[Written instruction] Go through the records and give each one again exactly.

Structured figure records:
****************

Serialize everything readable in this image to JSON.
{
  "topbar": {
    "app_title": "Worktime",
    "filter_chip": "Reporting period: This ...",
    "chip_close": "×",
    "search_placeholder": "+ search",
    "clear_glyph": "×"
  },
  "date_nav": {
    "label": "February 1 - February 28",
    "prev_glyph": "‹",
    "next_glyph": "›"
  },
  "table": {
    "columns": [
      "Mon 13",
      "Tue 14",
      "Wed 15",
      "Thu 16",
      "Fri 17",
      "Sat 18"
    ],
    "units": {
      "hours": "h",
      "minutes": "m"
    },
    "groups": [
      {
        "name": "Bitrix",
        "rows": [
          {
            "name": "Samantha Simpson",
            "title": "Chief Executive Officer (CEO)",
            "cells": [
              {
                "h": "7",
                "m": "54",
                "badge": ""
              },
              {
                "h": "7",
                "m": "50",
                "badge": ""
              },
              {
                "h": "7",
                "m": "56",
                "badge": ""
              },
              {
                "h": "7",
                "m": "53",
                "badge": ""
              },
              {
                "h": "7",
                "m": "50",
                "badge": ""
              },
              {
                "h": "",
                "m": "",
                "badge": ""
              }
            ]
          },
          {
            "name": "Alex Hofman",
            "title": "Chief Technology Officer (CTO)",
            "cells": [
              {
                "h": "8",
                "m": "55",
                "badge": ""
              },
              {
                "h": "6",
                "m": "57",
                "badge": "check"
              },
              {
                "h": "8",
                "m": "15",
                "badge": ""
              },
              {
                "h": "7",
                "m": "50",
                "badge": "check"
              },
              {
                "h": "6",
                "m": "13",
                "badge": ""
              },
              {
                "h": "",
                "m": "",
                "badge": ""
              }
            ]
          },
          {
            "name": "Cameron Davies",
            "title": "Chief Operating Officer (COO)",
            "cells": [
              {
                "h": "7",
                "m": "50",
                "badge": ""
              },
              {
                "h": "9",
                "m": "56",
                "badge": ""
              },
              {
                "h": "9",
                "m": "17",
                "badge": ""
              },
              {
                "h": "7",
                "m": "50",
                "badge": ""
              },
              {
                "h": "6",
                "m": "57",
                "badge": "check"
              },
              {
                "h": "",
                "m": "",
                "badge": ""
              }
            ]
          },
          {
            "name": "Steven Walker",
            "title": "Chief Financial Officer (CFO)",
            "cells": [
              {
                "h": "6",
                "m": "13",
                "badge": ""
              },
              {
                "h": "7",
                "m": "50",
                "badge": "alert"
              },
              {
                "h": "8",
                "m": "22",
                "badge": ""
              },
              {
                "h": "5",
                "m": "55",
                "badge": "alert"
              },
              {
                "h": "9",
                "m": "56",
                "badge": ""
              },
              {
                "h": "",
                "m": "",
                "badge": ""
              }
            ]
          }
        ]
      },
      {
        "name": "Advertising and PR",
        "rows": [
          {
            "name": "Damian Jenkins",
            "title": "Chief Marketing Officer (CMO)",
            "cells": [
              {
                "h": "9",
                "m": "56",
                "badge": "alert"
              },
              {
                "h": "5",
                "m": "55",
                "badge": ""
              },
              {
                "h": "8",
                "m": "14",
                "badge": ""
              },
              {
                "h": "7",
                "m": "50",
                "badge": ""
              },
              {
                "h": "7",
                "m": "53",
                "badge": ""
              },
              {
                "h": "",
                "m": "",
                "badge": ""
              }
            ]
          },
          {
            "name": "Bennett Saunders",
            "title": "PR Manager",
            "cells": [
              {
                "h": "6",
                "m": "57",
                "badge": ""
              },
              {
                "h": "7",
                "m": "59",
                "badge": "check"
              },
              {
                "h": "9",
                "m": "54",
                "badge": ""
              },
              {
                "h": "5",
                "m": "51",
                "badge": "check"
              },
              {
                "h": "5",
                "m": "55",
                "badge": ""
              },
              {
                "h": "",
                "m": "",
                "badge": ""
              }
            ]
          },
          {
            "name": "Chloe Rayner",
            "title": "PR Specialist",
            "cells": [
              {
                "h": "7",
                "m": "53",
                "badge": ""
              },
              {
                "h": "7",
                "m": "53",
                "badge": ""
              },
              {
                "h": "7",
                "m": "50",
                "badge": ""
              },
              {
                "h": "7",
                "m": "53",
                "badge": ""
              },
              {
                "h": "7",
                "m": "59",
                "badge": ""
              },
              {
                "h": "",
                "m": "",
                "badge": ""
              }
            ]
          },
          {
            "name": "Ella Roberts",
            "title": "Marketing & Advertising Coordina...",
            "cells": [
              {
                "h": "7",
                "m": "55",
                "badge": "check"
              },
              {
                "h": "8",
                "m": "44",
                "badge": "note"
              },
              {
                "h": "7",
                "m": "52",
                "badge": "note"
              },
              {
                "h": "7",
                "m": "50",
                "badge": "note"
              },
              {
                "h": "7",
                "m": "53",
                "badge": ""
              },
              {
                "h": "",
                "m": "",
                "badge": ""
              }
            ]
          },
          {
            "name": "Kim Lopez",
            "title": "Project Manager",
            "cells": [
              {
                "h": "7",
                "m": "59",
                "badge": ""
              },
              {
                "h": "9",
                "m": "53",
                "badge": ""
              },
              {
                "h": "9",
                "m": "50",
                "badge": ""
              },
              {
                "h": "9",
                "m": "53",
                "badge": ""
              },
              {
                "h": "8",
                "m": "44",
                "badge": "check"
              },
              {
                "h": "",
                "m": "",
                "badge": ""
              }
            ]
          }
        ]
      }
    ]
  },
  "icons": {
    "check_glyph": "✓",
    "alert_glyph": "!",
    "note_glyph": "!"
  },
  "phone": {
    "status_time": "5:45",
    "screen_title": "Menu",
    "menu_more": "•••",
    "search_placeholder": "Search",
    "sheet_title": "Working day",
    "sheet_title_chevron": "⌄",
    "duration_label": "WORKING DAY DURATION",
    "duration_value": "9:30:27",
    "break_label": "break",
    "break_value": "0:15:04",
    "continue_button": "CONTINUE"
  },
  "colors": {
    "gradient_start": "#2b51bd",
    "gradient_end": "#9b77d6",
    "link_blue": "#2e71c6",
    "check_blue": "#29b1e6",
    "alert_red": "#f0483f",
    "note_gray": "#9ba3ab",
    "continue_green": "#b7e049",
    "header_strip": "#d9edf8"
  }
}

****************

[Response to the exercise]
Serialize everything readable in this image to JSON.
{
  "topbar": {
    "app_title": "Worktime",
    "filter_chip": "Reporting period: This ...",
    "chip_close": "×",
    "search_placeholder": "+ search",
    "clear_glyph": "×"
  },
  "date_nav": {
    "label": "February 1 - February 28",
    "prev_glyph": "‹",
    "next_glyph": "›"
  },
  "table": {
    "columns": [
      "Mon 13",
      "Tue 14",
      "Wed 15",
      "Thu 16",
      "Fri 17",
      "Sat 18"
    ],
    "units": {
      "hours": "h",
      "minutes": "m"
    },
    "groups": [
      {
        "name": "Bitrix",
        "rows": [
          {
            "name": "Samantha Simpson",
            "title": "Chief Executive Officer (CEO)",
            "cells": [
              {
                "h": "7",
                "m": "54",
                "badge": ""
              },
              {
                "h": "7",
                "m": "50",
                "badge": ""
              },
              {
                "h": "7",
                "m": "56",
                "badge": ""
              },
              {
                "h": "7",
                "m": "53",
                "badge": ""
              },
              {
                "h": "7",
                "m": "50",
                "badge": ""
              },
              {
                "h": "",
                "m": "",
                "badge": ""
              }
            ]
          },
          {
            "name": "Alex Hofman",
            "title": "Chief Technology Officer (CTO)",
            "cells": [
              {
                "h": "8",
                "m": "55",
                "badge": ""
              },
              {
                "h": "6",
                "m": "57",
                "badge": "check"
              },
              {
                "h": "8",
                "m": "15",
                "badge": ""
              },
              {
                "h": "7",
                "m": "50",
                "badge": "check"
              },
              {
                "h": "6",
                "m": "13",
                "badge": ""
              },
              {
                "h": "",
                "m": "",
                "badge": ""
              }
            ]
          },
          {
            "name": "Cameron Davies",
            "title": "Chief Operating Officer (COO)",
            "cells": [
              {
                "h": "7",
                "m": "50",
                "badge": ""
              },
              {
                "h": "9",
                "m": "56",
                "badge": ""
              },
              {
                "h": "9",
                "m": "17",
                "badge": ""
              },
              {
                "h": "7",
                "m": "50",
                "badge": ""
              },
              {
                "h": "6",
                "m": "57",
                "badge": "check"
              },
              {
                "h": "",
                "m": "",
                "badge": ""
              }
            ]
          },
          {
            "name": "Steven Walker",
            "title": "Chief Financial Officer (CFO)",
            "cells": [
              {
                "h": "6",
                "m": "13",
                "badge": ""
              },
              {
                "h": "7",
                "m": "50",
                "badge": "alert"
              },
              {
                "h": "8",
                "m": "22",
                "badge": ""
              },
              {
                "h": "5",
                "m": "55",
                "badge": "alert"
              },
              {
                "h": "9",
                "m": "56",
                "badge": ""
              },
              {
                "h": "",
                "m": "",
                "badge": ""
              }
            ]
          }
        ]
      },
      {
        "name": "Advertising and PR",
        "rows": [
          {
            "name": "Damian Jenkins",
            "title": "Chief Marketing Officer (CMO)",
            "cells": [
              {
                "h": "9",
                "m": "56",
                "badge": "alert"
              },
              {
                "h": "5",
                "m": "55",
                "badge": ""
              },
              {
                "h": "8",
                "m": "14",
                "badge": ""
              },
              {
                "h": "7",
                "m": "50",
                "badge": ""
              },
              {
                "h": "7",
                "m": "53",
                "badge": ""
              },
              {
                "h": "",
                "m": "",
                "badge": ""
              }
            ]
          },
          {
            "name": "Bennett Saunders",
            "title": "PR Manager",
            "cells": [
              {
                "h": "6",
                "m": "57",
                "badge": ""
              },
              {
                "h": "7",
                "m": "59",
                "badge": "check"
              },
              {
                "h": "9",
                "m": "54",
                "badge": ""
              },
              {
                "h": "5",
                "m": "51",
                "badge": "check"
              },
              {
                "h": "5",
                "m": "55",
                "badge": ""
              },
              {
                "h": "",
                "m": "",
                "badge": ""
              }
            ]
          },
          {
            "name": "Chloe Rayner",
            "title": "PR Specialist",
            "cells": [
              {
                "h": "7",
                "m": "53",
                "badge": ""
              },
              {
                "h": "7",
                "m": "53",
                "badge": ""
              },
              {
                "h": "7",
                "m": "50",
                "badge": ""
              },
              {
                "h": "7",
                "m": "53",
                "badge": ""
              },
              {
                "h": "7",
                "m": "59",
                "badge": ""
              },
              {
                "h": "",
                "m": "",
                "badge": ""
              }
            ]
          },
          {
            "name": "Ella Roberts",
            "title": "Marketing & Advertising Coordina...",
            "cells": [
              {
                "h": "7",
                "m": "55",
                "badge": "check"
              },
              {
                "h": "8",
                "m": "44",
                "badge": "note"
              },
              {
                "h": "7",
                "m": "52",
                "badge": "note"
              },
              {
                "h": "7",
                "m": "50",
                "badge": "note"
              },
              {
                "h": "7",
                "m": "53",
                "badge": ""
              },
              {
                "h": "",
                "m": "",
                "badge": ""
              }
            ]
          },
          {
            "name": "Kim Lopez",
            "title": "Project Manager",
            "cells": [
              {
                "h": "7",
                "m": "59",
                "badge": ""
              },
              {
                "h": "9",
                "m": "53",
                "badge": ""
              },
              {
                "h": "9",
                "m": "50",
                "badge": ""
              },
              {
                "h": "9",
                "m": "53",
                "badge": ""
              },
              {
                "h": "8",
                "m": "44",
                "badge": "check"
              },
              {
                "h": "",
                "m": "",
                "badge": ""
              }
            ]
          }
        ]
      }
    ]
  },
  "icons": {
    "check_glyph": "✓",
    "alert_glyph": "!",
    "note_glyph": "!"
  },
  "phone": {
    "status_time": "5:45",
    "screen_title": "Menu",
    "menu_more": "•••",
    "search_placeholder": "Search",
    "sheet_title": "Working day",
    "sheet_title_chevron": "⌄",
    "duration_label": "WORKING DAY DURATION",
    "duration_value": "9:30:27",
    "break_label": "break",
    "break_value": "0:15:04",
    "continue_button": "CONTINUE"
  },
  "colors": {
    "gradient_start": "#2b51bd",
    "gradient_end": "#9b77d6",
    "link_blue": "#2e71c6",
    "check_blue": "#29b1e6",
    "alert_red": "#f0483f",
    "note_gray": "#9ba3ab",
    "continue_green": "#b7e049",
    "header_strip": "#d9edf8"
  }
}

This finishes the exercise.